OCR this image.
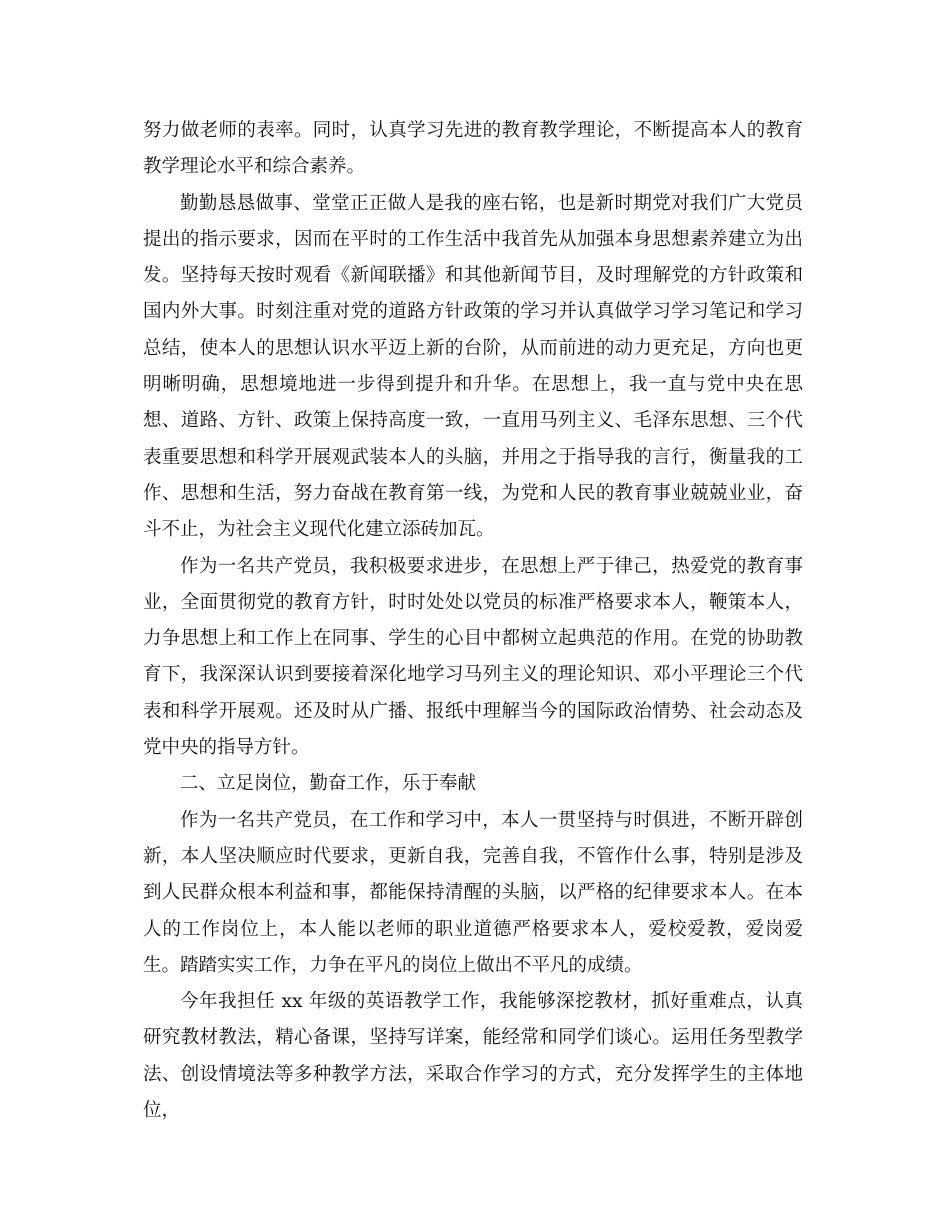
努力做老师的表率。同时，认真学习先进的教育教学理论，不断提高本人的教育教学理论水平和综合素养。

勤勤恳恳做事、堂堂正正做人是我的座右铭，也是新时期党对我们广大党员提出的指示要求，因而在平时的工作生活中我首先从加强本身思想素养建立为出发。坚持每天按时观看《新闻联播》和其他新闻节目，及时理解党的方针政策和国内外大事。时刻注重对党的道路方针政策的学习并认真做学习学习笔记和学习总结，使本人的思想认识水平迈上新的台阶，从而前进的动力更充足，方向也更明晰明确，思想境地进一步得到提升和升华。在思想上，我一直与党中央在思想、道路、方针、政策上保持高度一致，一直用马列主义、毛泽东思想、三个代表重要思想和科学开展观武装本人的头脑，并用之于指导我的言行，衡量我的工作、思想和生活，努力奋战在教育第一线，为党和人民的教育事业兢兢业业，奋斗不止，为社会主义现代化建立添砖加瓦。

作为一名共产党员，我积极要求进步，在思想上严于律己，热爱党的教育事业，全面贯彻党的教育方针，时时处处以党员的标准严格要求本人，鞭策本人，力争思想上和工作上在同事、学生的心目中都树立起典范的作用。在党的协助教育下，我深深认识到要接着深化地学习马列主义的理论知识、邓小平理论三个代表和科学开展观。还及时从广播、报纸中理解当今的国际政治情势、社会动态及党中央的指导方针。

二、立足岗位，勤奋工作，乐于奉献

作为一名共产党员，在工作和学习中，本人一贯坚持与时俱进，不断开辟创新，本人坚决顺应时代要求，更新自我，完善自我，不管作什么事，特别是涉及到人民群众根本利益和事，都能保持清醒的头脑，以严格的纪律要求本人。在本人的工作岗位上，本人能以老师的职业道德严格要求本人，爱校爱教，爱岗爱生。踏踏实实工作，力争在平凡的岗位上做出不平凡的成绩。

今年我担任 xx 年级的英语教学工作，我能够深挖教材，抓好重难点，认真研究教材教法，精心备课，坚持写详案，能经常和同学们谈心。运用任务型教学法、创设情境法等多种教学方法，采取合作学习的方式，充分发挥学生的主体地位，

- CHALLENGE:
Copy out every line in the entries above that holds "作为一名共产党员".

- OUTPUT FOR THIS TASK:
作为一名共产党员，我积极要求进步，在思想上严于律己，热爱党的教育事业，全面贯彻党的教育方针，时时处处以党员的标准严格要求本人，鞭策本人，力争思想上和工作上在同事、学生的心目中都树立起典范的作用。在党的协助教育下，我深深认识到要接着深化地学习马列主义的理论知识、邓小平理论三个代表和科学开展观。还及时从广播、报纸中理解当今的国际政治情势、社会动态及党中央的指导方针。
作为一名共产党员，在工作和学习中，本人一贯坚持与时俱进，不断开辟创新，本人坚决顺应时代要求，更新自我，完善自我，不管作什么事，特别是涉及到人民群众根本利益和事，都能保持清醒的头脑，以严格的纪律要求本人。在本人的工作岗位上，本人能以老师的职业道德严格要求本人，爱校爱教，爱岗爱生。踏踏实实工作，力争在平凡的岗位上做出不平凡的成绩。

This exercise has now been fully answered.